Repeat the entire listing exactly as written.

BEGIN

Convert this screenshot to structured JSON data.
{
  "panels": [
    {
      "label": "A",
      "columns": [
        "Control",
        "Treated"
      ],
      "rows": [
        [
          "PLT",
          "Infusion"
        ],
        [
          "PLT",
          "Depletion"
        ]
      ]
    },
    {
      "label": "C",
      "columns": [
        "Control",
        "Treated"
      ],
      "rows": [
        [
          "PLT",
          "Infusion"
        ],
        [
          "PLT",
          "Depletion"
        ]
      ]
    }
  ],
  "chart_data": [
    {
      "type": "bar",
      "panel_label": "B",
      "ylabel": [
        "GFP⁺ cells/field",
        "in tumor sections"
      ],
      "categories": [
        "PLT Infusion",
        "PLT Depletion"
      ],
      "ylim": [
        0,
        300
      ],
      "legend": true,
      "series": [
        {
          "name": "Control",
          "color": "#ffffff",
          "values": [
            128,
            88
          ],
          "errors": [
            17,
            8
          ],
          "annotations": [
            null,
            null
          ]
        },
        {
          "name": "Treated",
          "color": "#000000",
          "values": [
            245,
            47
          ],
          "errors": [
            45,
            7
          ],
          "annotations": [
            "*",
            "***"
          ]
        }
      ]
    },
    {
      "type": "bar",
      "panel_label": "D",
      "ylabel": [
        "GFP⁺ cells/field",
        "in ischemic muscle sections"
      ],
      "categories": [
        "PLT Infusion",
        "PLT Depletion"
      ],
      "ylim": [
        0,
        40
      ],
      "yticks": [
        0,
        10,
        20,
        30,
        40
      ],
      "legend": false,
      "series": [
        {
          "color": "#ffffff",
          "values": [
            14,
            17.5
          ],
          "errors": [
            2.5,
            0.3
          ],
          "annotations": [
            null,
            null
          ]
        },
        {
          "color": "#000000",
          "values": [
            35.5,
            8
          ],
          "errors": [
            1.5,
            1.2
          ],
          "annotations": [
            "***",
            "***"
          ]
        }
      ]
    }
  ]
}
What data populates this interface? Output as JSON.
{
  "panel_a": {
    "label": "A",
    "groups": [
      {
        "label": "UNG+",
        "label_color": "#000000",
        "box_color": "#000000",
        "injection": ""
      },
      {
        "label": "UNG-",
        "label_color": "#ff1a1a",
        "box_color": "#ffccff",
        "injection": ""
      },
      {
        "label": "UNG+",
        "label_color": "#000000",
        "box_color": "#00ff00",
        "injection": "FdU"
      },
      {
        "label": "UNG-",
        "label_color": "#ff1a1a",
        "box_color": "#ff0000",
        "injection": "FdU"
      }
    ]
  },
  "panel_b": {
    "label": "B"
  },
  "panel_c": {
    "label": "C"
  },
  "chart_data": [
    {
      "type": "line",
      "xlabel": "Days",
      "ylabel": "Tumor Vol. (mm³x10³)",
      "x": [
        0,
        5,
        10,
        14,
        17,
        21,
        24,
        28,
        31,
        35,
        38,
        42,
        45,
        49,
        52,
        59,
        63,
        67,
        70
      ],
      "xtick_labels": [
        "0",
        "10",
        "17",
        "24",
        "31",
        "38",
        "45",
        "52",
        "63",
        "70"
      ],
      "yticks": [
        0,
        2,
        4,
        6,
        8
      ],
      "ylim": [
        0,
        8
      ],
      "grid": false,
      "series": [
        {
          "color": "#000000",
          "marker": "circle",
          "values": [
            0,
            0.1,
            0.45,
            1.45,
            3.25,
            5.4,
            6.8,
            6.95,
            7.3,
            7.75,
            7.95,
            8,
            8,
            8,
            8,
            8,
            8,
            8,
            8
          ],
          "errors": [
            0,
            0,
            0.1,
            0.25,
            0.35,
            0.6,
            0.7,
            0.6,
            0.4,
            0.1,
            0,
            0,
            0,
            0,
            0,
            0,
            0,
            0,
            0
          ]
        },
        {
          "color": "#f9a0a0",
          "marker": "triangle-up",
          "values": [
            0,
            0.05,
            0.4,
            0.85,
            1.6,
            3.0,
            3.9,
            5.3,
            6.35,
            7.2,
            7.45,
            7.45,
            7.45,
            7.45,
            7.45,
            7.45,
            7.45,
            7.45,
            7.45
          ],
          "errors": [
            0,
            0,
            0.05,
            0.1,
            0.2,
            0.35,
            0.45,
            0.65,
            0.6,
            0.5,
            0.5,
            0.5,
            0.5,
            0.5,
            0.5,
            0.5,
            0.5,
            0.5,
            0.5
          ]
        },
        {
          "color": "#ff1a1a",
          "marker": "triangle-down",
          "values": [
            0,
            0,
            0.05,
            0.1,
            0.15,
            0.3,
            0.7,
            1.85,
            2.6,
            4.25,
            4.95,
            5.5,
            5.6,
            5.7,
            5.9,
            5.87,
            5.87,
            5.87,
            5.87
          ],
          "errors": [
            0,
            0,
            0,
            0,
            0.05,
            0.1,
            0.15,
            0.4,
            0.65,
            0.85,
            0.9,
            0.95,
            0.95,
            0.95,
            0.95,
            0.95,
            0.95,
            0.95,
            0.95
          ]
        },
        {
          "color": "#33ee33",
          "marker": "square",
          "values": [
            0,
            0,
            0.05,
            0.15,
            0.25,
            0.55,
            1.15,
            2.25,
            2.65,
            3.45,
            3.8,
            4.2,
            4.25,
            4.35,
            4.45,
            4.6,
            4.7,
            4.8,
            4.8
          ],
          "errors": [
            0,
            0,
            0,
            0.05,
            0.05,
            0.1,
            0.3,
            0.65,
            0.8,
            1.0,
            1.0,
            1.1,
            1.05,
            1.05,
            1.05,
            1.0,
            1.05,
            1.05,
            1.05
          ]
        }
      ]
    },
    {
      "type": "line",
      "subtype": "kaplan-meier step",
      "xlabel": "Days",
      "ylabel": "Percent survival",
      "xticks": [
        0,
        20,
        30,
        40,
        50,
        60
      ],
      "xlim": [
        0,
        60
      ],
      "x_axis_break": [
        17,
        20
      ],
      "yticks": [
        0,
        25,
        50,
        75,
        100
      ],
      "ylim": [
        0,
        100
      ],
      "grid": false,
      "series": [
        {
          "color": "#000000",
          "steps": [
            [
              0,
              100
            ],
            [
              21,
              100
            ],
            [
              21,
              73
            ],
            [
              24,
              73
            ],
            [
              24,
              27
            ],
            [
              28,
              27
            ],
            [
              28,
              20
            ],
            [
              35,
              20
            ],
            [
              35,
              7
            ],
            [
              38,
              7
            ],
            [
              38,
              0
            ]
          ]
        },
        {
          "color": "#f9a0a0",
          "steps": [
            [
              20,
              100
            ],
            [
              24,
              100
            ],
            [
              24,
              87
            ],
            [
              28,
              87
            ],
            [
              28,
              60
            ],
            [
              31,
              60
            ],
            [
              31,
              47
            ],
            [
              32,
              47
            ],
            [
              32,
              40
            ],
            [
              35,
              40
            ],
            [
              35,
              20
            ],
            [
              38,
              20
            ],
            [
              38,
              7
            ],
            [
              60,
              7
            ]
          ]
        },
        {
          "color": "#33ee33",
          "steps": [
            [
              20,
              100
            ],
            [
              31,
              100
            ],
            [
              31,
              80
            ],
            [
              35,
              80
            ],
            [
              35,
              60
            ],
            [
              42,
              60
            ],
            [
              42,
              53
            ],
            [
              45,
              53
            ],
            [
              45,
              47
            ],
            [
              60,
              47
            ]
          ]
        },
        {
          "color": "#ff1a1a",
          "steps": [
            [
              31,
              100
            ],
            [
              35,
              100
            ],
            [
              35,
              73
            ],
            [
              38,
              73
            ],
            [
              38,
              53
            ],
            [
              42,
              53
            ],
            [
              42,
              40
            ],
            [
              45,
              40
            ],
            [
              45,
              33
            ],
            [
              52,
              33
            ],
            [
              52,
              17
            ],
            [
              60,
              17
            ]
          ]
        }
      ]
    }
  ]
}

END

§ OUTPUT:
Convert this screenshot to structured JSON data.
{
  "panels": [
    {
      "label": "A",
      "columns": [
        "Control",
        "Treated"
      ],
      "rows": [
        [
          "PLT",
          "Infusion"
        ],
        [
          "PLT",
          "Depletion"
        ]
      ]
    },
    {
      "label": "C",
      "columns": [
        "Control",
        "Treated"
      ],
      "rows": [
        [
          "PLT",
          "Infusion"
        ],
        [
          "PLT",
          "Depletion"
        ]
      ]
    }
  ],
  "chart_data": [
    {
      "type": "bar",
      "panel_label": "B",
      "ylabel": [
        "GFP⁺ cells/field",
        "in tumor sections"
      ],
      "categories": [
        "PLT Infusion",
        "PLT Depletion"
      ],
      "ylim": [
        0,
        300
      ],
      "legend": true,
      "series": [
        {
          "name": "Control",
          "color": "#ffffff",
          "values": [
            128,
            88
          ],
          "errors": [
            17,
            8
          ],
          "annotations": [
            null,
            null
          ]
        },
        {
          "name": "Treated",
          "color": "#000000",
          "values": [
            245,
            47
          ],
          "errors": [
            45,
            7
          ],
          "annotations": [
            "*",
            "***"
          ]
        }
      ]
    },
    {
      "type": "bar",
      "panel_label": "D",
      "ylabel": [
        "GFP⁺ cells/field",
        "in ischemic muscle sections"
      ],
      "categories": [
        "PLT Infusion",
        "PLT Depletion"
      ],
      "ylim": [
        0,
        40
      ],
      "yticks": [
        0,
        10,
        20,
        30,
        40
      ],
      "legend": false,
      "series": [
        {
          "color": "#ffffff",
          "values": [
            14,
            17.5
          ],
          "errors": [
            2.5,
            0.3
          ],
          "annotations": [
            null,
            null
          ]
        },
        {
          "color": "#000000",
          "values": [
            35.5,
            8
          ],
          "errors": [
            1.5,
            1.2
          ],
          "annotations": [
            "***",
            "***"
          ]
        }
      ]
    }
  ]
}
What data populates this interface? Output as JSON.
{
  "panel_a": {
    "label": "A",
    "groups": [
      {
        "label": "UNG+",
        "label_color": "#000000",
        "box_color": "#000000",
        "injection": ""
      },
      {
        "label": "UNG-",
        "label_color": "#ff1a1a",
        "box_color": "#ffccff",
        "injection": ""
      },
      {
        "label": "UNG+",
        "label_color": "#000000",
        "box_color": "#00ff00",
        "injection": "FdU"
      },
      {
        "label": "UNG-",
        "label_color": "#ff1a1a",
        "box_color": "#ff0000",
        "injection": "FdU"
      }
    ]
  },
  "panel_b": {
    "label": "B"
  },
  "panel_c": {
    "label": "C"
  },
  "chart_data": [
    {
      "type": "line",
      "xlabel": "Days",
      "ylabel": "Tumor Vol. (mm³x10³)",
      "x": [
        0,
        5,
        10,
        14,
        17,
        21,
        24,
        28,
        31,
        35,
        38,
        42,
        45,
        49,
        52,
        59,
        63,
        67,
        70
      ],
      "xtick_labels": [
        "0",
        "10",
        "17",
        "24",
        "31",
        "38",
        "45",
        "52",
        "63",
        "70"
      ],
      "yticks": [
        0,
        2,
        4,
        6,
        8
      ],
      "ylim": [
        0,
        8
      ],
      "grid": false,
      "series": [
        {
          "color": "#000000",
          "marker": "circle",
          "values": [
            0,
            0.1,
            0.45,
            1.45,
            3.25,
            5.4,
            6.8,
            6.95,
            7.3,
            7.75,
            7.95,
            8,
            8,
            8,
            8,
            8,
            8,
            8,
            8
          ],
          "errors": [
            0,
            0,
            0.1,
            0.25,
            0.35,
            0.6,
            0.7,
            0.6,
            0.4,
            0.1,
            0,
            0,
            0,
            0,
            0,
            0,
            0,
            0,
            0
          ]
        },
        {
          "color": "#f9a0a0",
          "marker": "triangle-up",
          "values": [
            0,
            0.05,
            0.4,
            0.85,
            1.6,
            3.0,
            3.9,
            5.3,
            6.35,
            7.2,
            7.45,
            7.45,
            7.45,
            7.45,
            7.45,
            7.45,
            7.45,
            7.45,
            7.45
          ],
          "errors": [
            0,
            0,
            0.05,
            0.1,
            0.2,
            0.35,
            0.45,
            0.65,
            0.6,
            0.5,
            0.5,
            0.5,
            0.5,
            0.5,
            0.5,
            0.5,
            0.5,
            0.5,
            0.5
          ]
        },
        {
          "color": "#ff1a1a",
          "marker": "triangle-down",
          "values": [
            0,
            0,
            0.05,
            0.1,
            0.15,
            0.3,
            0.7,
            1.85,
            2.6,
            4.25,
            4.95,
            5.5,
            5.6,
            5.7,
            5.9,
            5.87,
            5.87,
            5.87,
            5.87
          ],
          "errors": [
            0,
            0,
            0,
            0,
            0.05,
            0.1,
            0.15,
            0.4,
            0.65,
            0.85,
            0.9,
            0.95,
            0.95,
            0.95,
            0.95,
            0.95,
            0.95,
            0.95,
            0.95
          ]
        },
        {
          "color": "#33ee33",
          "marker": "square",
          "values": [
            0,
            0,
            0.05,
            0.15,
            0.25,
            0.55,
            1.15,
            2.25,
            2.65,
            3.45,
            3.8,
            4.2,
            4.25,
            4.35,
            4.45,
            4.6,
            4.7,
            4.8,
            4.8
          ],
          "errors": [
            0,
            0,
            0,
            0.05,
            0.05,
            0.1,
            0.3,
            0.65,
            0.8,
            1.0,
            1.0,
            1.1,
            1.05,
            1.05,
            1.05,
            1.0,
            1.05,
            1.05,
            1.05
          ]
        }
      ]
    },
    {
      "type": "line",
      "subtype": "kaplan-meier step",
      "xlabel": "Days",
      "ylabel": "Percent survival",
      "xticks": [
        0,
        20,
        30,
        40,
        50,
        60
      ],
      "xlim": [
        0,
        60
      ],
      "x_axis_break": [
        17,
        20
      ],
      "yticks": [
        0,
        25,
        50,
        75,
        100
      ],
      "ylim": [
        0,
        100
      ],
      "grid": false,
      "series": [
        {
          "color": "#000000",
          "steps": [
            [
              0,
              100
            ],
            [
              21,
              100
            ],
            [
              21,
              73
            ],
            [
              24,
              73
            ],
            [
              24,
              27
            ],
            [
              28,
              27
            ],
            [
              28,
              20
            ],
            [
              35,
              20
            ],
            [
              35,
              7
            ],
            [
              38,
              7
            ],
            [
              38,
              0
            ]
          ]
        },
        {
          "color": "#f9a0a0",
          "steps": [
            [
              20,
              100
            ],
            [
              24,
              100
            ],
            [
              24,
              87
            ],
            [
              28,
              87
            ],
            [
              28,
              60
            ],
            [
              31,
              60
            ],
            [
              31,
              47
            ],
            [
              32,
              47
            ],
            [
              32,
              40
            ],
            [
              35,
              40
            ],
            [
              35,
              20
            ],
            [
              38,
              20
            ],
            [
              38,
              7
            ],
            [
              60,
              7
            ]
          ]
        },
        {
          "color": "#33ee33",
          "steps": [
            [
              20,
              100
            ],
            [
              31,
              100
            ],
            [
              31,
              80
            ],
            [
              35,
              80
            ],
            [
              35,
              60
            ],
            [
              42,
              60
            ],
            [
              42,
              53
            ],
            [
              45,
              53
            ],
            [
              45,
              47
            ],
            [
              60,
              47
            ]
          ]
        },
        {
          "color": "#ff1a1a",
          "steps": [
            [
              31,
              100
            ],
            [
              35,
              100
            ],
            [
              35,
              73
            ],
            [
              38,
              73
            ],
            [
              38,
              53
            ],
            [
              42,
              53
            ],
            [
              42,
              40
            ],
            [
              45,
              40
            ],
            [
              45,
              33
            ],
            [
              52,
              33
            ],
            [
              52,
              17
            ],
            [
              60,
              17
            ]
          ]
        }
      ]
    }
  ]
}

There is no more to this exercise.